— Raw records —
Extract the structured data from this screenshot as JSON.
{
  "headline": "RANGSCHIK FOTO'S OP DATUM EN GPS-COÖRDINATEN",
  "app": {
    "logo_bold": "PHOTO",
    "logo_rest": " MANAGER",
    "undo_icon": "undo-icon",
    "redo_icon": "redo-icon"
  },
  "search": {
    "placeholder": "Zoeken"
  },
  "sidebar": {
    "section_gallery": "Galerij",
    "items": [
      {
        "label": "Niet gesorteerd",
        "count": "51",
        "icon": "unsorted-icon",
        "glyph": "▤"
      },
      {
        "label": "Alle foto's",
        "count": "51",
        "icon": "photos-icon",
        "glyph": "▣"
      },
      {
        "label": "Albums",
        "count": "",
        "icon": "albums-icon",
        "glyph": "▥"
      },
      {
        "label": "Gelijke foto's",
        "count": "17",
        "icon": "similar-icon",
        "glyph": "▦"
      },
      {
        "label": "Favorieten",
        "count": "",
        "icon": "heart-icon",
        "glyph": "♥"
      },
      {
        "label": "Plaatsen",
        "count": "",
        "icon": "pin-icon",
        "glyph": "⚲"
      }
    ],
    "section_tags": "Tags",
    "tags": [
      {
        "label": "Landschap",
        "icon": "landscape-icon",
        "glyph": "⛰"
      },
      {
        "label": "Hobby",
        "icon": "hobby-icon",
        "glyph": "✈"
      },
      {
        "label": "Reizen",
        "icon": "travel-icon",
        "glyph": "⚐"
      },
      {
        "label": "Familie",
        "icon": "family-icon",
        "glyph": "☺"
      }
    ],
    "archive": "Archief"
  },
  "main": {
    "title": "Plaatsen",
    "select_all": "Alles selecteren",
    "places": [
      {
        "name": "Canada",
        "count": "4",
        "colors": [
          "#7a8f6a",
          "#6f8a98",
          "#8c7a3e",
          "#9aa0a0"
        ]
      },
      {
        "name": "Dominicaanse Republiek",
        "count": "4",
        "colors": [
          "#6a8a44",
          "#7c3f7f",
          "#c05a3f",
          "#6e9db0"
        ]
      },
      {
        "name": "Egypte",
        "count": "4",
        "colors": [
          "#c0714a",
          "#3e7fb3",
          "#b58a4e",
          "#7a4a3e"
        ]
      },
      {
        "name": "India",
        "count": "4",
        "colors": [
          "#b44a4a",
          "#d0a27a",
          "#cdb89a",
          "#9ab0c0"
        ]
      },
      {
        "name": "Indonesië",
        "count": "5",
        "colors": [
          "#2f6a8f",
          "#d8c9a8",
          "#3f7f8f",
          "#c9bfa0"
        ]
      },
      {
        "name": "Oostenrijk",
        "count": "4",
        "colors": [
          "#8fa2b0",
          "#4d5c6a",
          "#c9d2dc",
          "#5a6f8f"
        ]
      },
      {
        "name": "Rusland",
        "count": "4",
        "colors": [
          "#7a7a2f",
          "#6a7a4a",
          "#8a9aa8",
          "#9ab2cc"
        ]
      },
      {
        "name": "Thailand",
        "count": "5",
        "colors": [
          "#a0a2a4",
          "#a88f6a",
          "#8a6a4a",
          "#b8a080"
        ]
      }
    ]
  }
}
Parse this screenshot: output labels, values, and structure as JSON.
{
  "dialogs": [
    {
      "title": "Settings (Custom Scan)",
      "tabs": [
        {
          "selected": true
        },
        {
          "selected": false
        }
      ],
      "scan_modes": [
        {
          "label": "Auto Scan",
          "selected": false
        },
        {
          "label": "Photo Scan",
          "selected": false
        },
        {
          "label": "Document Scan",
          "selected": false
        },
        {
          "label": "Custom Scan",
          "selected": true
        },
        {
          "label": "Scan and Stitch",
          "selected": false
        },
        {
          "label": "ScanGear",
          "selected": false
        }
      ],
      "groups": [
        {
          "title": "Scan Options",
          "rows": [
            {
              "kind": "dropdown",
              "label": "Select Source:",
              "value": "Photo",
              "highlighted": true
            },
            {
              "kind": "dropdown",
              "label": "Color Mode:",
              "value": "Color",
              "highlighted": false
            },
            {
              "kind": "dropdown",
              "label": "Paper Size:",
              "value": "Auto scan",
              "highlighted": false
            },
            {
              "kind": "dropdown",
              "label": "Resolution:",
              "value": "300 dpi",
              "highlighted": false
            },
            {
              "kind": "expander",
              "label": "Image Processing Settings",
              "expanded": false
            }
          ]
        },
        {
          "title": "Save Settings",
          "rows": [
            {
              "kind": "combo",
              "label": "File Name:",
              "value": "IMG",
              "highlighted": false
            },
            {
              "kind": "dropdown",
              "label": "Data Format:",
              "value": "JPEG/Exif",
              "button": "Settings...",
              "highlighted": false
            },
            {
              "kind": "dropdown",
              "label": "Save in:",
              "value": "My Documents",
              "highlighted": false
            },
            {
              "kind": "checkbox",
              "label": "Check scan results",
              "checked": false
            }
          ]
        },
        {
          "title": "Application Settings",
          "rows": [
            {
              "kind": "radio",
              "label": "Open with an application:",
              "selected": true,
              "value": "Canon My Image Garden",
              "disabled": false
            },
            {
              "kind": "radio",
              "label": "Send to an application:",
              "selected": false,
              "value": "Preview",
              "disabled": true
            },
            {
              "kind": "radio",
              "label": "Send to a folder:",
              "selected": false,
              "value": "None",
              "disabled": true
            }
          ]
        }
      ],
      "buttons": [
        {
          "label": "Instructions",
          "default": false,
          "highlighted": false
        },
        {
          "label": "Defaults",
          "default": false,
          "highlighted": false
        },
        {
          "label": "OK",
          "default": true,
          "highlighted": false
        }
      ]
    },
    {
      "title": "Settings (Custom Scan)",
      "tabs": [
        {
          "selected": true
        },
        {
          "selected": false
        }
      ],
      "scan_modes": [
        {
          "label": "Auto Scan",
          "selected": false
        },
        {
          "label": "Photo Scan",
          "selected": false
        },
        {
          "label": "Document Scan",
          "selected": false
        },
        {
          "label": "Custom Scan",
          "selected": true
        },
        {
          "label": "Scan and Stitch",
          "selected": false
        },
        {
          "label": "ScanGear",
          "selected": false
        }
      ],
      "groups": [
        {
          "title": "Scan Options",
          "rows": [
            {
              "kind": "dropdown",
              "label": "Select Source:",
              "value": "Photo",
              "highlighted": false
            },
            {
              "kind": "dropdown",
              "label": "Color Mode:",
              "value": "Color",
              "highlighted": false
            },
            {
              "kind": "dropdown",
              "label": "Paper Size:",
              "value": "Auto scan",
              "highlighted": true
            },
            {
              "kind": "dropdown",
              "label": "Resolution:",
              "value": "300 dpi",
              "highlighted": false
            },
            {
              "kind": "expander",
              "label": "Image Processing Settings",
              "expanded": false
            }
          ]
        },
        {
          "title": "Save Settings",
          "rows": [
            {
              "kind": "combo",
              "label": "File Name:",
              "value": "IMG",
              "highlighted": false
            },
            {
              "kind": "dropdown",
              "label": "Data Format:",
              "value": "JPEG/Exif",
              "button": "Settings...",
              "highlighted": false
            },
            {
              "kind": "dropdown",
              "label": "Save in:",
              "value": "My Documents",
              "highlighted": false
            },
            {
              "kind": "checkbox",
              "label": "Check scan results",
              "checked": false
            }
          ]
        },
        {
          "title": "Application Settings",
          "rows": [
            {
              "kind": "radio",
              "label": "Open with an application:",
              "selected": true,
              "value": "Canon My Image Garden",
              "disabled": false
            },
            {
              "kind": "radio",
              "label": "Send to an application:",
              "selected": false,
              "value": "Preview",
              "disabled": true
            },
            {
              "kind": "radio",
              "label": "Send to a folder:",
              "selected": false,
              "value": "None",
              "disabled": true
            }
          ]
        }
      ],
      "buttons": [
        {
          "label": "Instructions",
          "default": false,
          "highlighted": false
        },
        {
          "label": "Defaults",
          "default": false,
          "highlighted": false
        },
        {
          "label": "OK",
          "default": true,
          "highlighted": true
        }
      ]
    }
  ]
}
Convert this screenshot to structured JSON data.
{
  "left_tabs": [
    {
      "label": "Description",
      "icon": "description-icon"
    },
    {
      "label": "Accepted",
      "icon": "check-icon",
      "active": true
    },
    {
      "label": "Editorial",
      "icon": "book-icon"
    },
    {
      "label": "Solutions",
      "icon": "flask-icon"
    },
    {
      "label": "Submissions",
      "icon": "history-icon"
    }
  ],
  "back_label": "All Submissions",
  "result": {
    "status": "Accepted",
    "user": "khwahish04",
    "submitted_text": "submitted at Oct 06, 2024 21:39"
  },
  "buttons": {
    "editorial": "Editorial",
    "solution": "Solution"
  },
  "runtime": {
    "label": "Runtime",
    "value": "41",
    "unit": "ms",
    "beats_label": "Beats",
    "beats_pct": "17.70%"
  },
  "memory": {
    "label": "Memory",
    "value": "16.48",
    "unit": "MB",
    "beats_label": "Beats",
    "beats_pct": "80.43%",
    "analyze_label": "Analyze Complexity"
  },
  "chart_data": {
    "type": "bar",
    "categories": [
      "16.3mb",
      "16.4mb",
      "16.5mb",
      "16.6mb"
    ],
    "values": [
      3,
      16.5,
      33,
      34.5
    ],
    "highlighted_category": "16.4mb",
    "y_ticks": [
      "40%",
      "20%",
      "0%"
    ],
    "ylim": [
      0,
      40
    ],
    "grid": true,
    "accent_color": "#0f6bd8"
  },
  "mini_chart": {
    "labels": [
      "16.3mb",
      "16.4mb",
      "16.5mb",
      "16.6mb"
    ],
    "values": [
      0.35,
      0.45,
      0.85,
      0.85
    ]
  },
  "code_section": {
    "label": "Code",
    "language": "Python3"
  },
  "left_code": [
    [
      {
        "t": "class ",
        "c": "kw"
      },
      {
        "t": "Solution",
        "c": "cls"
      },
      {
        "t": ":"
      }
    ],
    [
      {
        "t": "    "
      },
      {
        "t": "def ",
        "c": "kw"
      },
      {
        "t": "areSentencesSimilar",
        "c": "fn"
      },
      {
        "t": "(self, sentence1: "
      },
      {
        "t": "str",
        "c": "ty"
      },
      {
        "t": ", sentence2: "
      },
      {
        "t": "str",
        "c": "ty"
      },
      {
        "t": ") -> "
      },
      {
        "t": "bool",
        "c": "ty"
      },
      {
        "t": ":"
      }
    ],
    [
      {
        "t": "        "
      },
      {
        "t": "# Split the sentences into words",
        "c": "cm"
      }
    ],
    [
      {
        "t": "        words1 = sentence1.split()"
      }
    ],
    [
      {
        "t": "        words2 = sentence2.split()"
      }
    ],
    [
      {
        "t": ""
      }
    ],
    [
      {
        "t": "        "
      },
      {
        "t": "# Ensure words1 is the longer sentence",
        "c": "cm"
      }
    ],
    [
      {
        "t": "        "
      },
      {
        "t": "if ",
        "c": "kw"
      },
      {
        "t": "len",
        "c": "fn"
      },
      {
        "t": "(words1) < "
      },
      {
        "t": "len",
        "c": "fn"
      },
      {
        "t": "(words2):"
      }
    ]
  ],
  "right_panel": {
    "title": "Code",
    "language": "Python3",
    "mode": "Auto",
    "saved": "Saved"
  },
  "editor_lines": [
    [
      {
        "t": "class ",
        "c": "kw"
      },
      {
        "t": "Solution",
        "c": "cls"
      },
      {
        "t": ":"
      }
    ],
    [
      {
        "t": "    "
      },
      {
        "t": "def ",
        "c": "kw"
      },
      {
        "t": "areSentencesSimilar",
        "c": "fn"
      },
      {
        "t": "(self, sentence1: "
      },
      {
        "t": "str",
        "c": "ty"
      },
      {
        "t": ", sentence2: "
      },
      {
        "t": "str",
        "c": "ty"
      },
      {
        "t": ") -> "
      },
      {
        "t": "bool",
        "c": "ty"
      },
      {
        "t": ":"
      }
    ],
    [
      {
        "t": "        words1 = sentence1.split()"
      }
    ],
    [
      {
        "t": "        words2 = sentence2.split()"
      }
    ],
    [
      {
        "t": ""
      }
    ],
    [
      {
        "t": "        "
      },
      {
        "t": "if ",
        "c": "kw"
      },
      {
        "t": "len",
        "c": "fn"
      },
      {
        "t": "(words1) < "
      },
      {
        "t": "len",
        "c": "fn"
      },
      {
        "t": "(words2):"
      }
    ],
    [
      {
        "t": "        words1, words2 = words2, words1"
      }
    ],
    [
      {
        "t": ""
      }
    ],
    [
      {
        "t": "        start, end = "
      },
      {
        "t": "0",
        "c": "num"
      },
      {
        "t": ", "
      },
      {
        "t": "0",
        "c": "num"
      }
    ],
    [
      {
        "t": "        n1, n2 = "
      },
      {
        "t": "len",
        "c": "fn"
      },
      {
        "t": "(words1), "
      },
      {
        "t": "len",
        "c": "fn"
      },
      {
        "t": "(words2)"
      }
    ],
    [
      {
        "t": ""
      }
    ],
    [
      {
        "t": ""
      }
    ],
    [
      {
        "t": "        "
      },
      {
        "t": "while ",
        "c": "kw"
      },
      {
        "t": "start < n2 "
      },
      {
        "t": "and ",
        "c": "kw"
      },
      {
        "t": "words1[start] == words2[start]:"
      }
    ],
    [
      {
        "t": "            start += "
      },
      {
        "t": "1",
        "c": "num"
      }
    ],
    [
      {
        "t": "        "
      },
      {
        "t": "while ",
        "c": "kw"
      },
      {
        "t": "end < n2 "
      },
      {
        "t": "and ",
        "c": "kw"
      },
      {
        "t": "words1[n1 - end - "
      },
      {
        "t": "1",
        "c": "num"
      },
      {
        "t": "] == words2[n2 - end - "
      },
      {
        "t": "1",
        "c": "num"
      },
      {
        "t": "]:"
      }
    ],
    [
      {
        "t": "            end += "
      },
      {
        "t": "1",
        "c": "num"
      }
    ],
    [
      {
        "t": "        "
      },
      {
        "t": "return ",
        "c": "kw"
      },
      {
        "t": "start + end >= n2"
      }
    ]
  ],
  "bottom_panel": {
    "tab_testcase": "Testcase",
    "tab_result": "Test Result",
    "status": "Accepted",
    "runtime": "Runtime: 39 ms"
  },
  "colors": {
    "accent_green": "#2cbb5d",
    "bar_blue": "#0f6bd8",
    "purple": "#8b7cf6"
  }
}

— Problem to work on —
Look through the data above. Find each line with the string "structured" and copy it.

— Response below —
Extract the structured data from this screenshot as JSON.
Convert this screenshot to structured JSON data.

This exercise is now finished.